### [WRITTEN PROBLEM]
Count the lines below that contain the word "TELMEX" and give only that number.

### [RECORDS TO USE]
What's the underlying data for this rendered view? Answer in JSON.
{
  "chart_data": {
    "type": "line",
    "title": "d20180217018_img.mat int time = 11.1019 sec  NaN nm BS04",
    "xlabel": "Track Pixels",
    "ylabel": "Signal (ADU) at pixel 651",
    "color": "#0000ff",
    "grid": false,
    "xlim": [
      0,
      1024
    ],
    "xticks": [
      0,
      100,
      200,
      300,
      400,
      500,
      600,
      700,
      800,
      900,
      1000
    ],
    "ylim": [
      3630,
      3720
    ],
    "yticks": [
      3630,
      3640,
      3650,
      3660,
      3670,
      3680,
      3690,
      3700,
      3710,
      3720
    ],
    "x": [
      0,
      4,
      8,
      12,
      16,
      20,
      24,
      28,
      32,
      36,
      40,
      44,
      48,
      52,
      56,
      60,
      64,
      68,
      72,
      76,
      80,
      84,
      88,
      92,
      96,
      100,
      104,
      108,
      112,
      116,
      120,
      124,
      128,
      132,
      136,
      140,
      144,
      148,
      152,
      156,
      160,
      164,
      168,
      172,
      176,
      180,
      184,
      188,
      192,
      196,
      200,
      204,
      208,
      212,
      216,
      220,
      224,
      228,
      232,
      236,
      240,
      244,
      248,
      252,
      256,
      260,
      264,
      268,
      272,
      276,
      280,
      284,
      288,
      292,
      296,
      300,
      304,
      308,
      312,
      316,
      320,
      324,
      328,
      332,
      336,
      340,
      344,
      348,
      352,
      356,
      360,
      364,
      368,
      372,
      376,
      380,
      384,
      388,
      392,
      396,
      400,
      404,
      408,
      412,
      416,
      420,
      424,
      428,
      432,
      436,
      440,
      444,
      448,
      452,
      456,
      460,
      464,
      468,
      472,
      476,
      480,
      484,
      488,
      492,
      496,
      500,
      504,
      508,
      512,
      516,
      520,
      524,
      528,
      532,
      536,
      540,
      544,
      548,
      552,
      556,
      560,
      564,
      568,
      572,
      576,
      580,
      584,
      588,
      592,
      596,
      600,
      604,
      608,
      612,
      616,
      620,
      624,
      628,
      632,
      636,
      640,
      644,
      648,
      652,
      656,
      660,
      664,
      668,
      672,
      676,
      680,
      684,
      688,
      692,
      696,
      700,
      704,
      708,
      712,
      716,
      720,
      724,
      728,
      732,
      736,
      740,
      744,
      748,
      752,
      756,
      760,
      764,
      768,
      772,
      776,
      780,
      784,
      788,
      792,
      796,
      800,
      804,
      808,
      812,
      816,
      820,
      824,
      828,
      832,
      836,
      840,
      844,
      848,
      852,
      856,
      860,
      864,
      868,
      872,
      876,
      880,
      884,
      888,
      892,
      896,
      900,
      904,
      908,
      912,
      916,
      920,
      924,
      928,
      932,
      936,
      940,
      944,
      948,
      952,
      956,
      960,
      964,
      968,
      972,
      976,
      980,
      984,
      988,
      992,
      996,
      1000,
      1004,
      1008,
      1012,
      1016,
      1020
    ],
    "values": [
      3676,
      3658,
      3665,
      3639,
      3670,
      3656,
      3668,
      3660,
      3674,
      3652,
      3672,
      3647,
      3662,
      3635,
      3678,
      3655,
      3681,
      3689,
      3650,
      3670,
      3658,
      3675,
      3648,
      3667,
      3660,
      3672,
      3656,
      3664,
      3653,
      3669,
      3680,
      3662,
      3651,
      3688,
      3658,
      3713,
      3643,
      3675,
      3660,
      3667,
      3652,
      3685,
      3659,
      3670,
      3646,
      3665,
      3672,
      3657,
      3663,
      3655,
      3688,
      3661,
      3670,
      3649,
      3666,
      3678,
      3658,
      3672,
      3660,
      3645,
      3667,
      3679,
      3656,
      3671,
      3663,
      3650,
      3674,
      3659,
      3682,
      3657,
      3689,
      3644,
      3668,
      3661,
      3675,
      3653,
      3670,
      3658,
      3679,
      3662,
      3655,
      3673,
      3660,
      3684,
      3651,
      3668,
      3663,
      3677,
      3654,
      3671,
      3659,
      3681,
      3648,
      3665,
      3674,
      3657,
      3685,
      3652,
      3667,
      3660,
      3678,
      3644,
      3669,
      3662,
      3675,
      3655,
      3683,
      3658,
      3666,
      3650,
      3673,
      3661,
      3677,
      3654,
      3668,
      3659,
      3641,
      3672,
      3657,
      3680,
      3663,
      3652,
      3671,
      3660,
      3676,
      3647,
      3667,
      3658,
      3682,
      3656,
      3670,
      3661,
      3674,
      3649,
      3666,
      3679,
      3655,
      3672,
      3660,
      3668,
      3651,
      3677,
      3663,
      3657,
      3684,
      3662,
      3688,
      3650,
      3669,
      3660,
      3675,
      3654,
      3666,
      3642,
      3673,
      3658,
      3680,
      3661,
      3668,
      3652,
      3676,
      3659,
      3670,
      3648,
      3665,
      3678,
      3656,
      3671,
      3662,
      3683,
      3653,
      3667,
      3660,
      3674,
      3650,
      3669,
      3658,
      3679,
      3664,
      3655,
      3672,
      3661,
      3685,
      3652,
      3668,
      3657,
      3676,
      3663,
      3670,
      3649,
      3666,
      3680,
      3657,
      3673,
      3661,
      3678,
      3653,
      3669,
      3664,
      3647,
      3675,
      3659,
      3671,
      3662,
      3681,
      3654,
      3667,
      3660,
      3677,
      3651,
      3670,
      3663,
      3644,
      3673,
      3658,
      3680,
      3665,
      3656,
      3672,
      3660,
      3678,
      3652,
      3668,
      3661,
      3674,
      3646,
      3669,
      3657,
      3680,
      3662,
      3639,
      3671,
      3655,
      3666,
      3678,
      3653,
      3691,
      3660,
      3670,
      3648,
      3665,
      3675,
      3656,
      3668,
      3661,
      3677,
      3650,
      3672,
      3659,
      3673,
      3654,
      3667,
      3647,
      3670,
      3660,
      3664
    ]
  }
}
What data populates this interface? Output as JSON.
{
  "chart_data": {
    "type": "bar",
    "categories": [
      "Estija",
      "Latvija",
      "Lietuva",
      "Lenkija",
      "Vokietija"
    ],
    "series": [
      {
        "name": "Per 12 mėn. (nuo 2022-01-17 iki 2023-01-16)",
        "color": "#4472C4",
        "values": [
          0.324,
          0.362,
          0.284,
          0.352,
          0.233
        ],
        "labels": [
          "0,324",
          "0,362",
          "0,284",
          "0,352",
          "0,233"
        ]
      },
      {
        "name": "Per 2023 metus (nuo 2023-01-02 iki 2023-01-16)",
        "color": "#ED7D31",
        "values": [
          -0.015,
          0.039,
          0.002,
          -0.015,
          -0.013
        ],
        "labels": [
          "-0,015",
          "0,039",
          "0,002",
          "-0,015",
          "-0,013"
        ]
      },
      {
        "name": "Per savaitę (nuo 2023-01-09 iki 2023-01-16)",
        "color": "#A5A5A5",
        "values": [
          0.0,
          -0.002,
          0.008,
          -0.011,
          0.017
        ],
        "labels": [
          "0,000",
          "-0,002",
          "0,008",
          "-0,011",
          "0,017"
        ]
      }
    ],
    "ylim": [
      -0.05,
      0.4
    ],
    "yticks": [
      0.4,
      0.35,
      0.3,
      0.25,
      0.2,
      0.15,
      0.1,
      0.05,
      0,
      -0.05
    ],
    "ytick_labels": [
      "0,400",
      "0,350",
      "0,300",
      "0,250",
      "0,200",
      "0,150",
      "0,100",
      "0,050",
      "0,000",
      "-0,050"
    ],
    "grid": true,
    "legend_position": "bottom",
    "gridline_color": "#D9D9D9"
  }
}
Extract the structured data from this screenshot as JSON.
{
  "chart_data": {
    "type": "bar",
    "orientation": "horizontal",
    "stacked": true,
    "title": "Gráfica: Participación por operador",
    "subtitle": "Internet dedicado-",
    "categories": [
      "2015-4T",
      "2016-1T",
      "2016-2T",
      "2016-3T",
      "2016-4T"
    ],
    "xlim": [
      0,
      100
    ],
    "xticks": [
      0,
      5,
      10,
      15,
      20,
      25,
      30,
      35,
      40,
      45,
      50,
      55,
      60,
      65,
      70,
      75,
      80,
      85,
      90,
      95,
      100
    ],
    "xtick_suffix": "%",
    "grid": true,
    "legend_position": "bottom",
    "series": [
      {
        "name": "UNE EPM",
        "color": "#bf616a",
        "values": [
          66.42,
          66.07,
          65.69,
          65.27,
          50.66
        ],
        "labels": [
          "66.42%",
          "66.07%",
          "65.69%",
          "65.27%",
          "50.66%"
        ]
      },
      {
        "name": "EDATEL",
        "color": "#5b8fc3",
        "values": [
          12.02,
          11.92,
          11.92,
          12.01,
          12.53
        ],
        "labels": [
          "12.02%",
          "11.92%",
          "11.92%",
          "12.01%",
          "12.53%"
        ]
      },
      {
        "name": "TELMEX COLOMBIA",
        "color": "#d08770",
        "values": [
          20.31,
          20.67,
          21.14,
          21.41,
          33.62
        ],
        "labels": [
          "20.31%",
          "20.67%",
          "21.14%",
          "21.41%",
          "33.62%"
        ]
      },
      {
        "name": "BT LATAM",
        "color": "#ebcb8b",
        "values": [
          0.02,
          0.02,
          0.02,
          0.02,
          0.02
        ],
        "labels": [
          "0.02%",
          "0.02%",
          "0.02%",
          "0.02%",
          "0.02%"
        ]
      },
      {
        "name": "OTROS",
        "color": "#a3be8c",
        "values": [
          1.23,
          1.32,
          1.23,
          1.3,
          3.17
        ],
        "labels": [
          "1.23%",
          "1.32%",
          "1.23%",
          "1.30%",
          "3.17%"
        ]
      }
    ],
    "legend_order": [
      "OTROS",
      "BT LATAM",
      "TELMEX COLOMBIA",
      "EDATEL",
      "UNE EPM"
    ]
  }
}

### [ANSWER TO THIS EXERCISE]
2